◆ **Dataset excerpt**
[Begin]

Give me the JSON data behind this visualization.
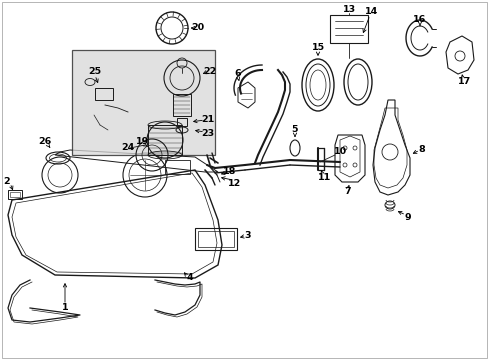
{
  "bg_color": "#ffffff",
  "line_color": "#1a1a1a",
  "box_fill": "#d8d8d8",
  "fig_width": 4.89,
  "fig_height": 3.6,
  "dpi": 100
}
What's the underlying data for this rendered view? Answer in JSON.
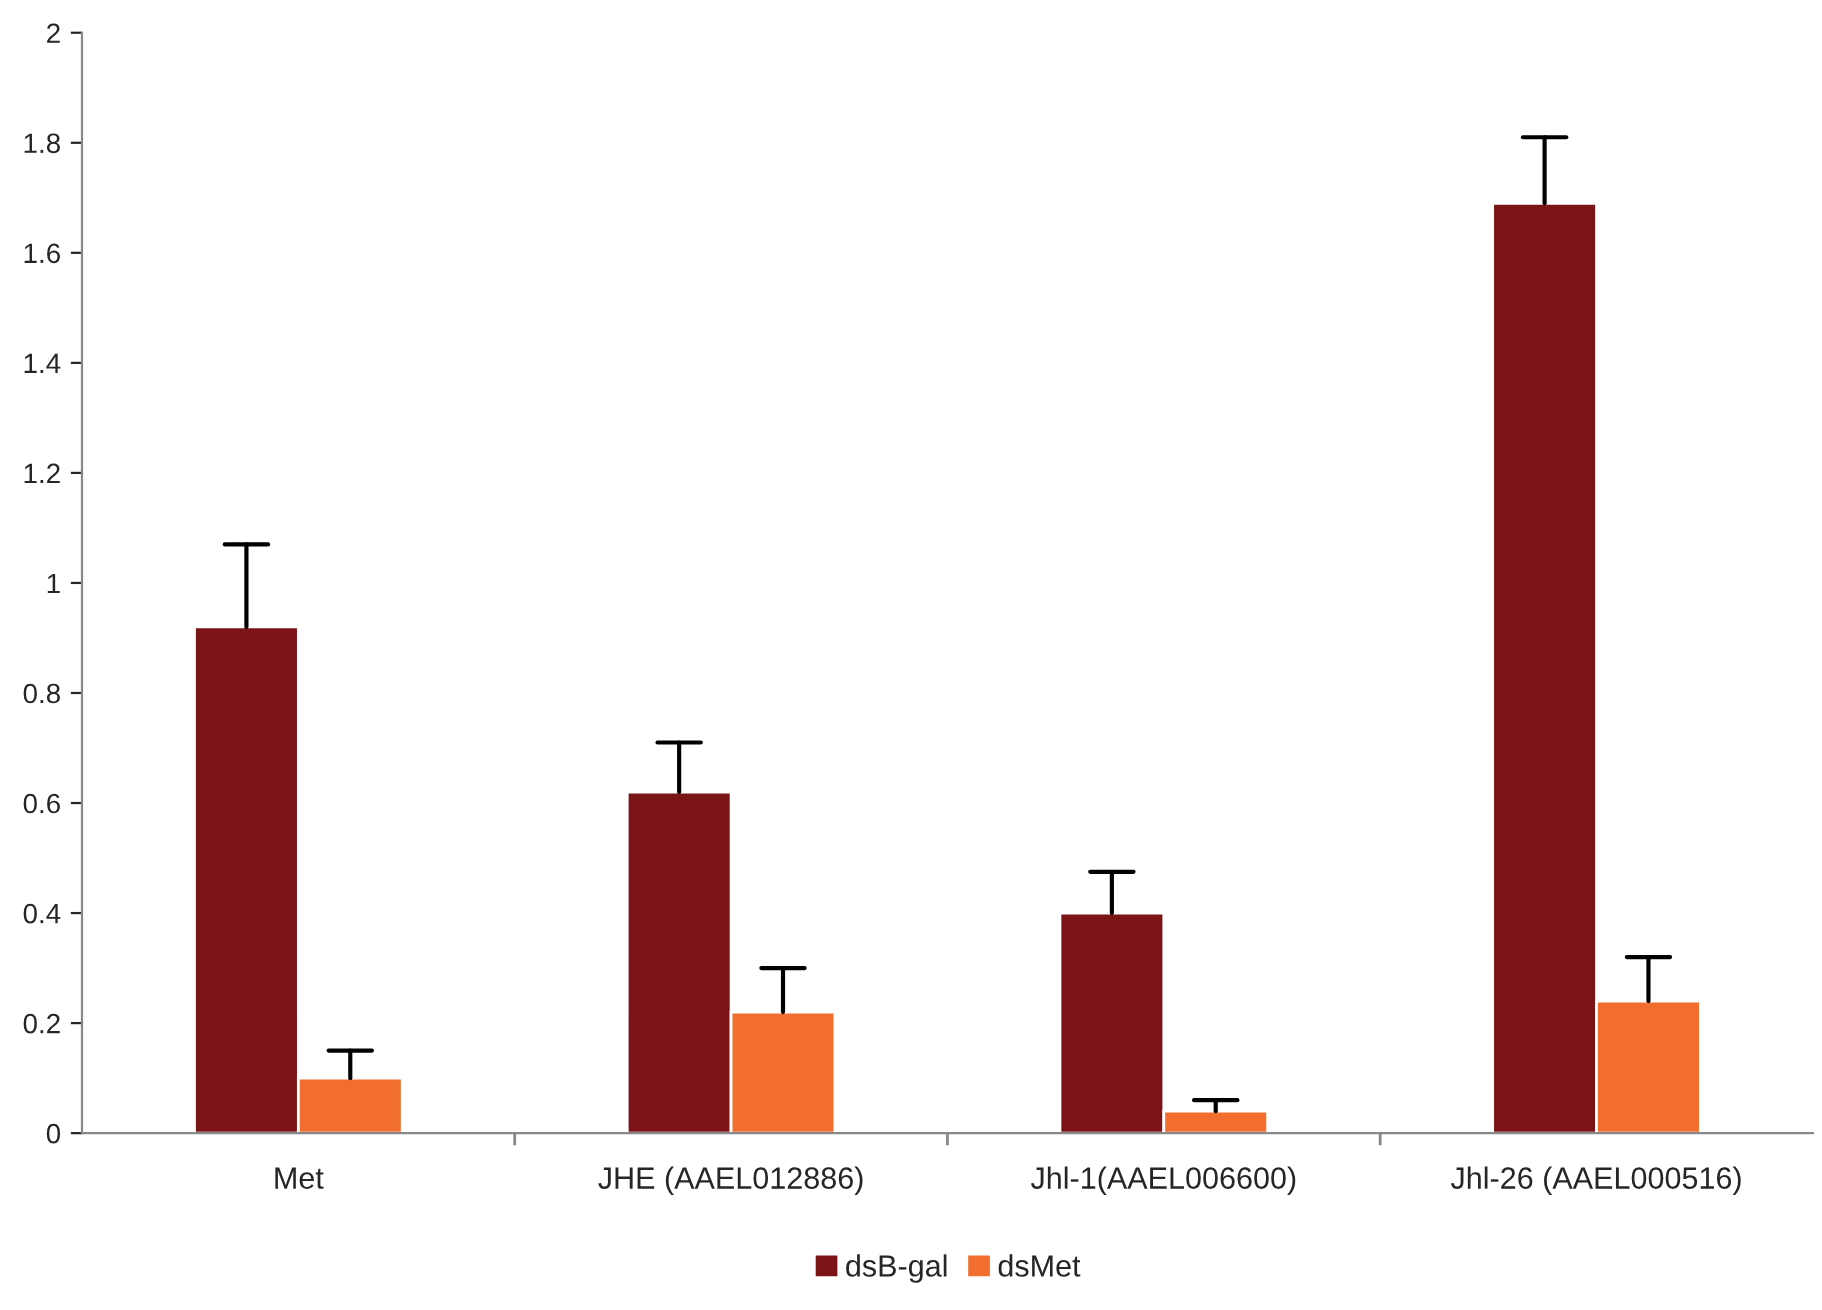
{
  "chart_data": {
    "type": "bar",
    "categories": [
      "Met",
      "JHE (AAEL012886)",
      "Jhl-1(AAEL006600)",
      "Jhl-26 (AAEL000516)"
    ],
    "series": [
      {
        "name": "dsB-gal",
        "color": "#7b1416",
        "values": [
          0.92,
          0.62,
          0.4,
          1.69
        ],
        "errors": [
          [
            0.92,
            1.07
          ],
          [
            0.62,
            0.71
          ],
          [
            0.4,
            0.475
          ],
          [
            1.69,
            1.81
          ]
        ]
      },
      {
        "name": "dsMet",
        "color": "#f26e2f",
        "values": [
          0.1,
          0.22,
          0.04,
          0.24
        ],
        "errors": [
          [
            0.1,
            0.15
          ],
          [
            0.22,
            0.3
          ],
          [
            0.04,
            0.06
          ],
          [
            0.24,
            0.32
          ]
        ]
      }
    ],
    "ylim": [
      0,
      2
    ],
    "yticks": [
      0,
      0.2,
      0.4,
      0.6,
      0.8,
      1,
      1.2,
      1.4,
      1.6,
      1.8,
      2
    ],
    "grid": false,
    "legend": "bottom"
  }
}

[End]

◆ **WHAT TO PRODUCE**
Track down the lines that include the word "this" and copy them.

◆ **COMPLETE OUTPUT**
Give me the JSON data behind this visualization.
What's the underlying data for this rendered view? Answer in JSON.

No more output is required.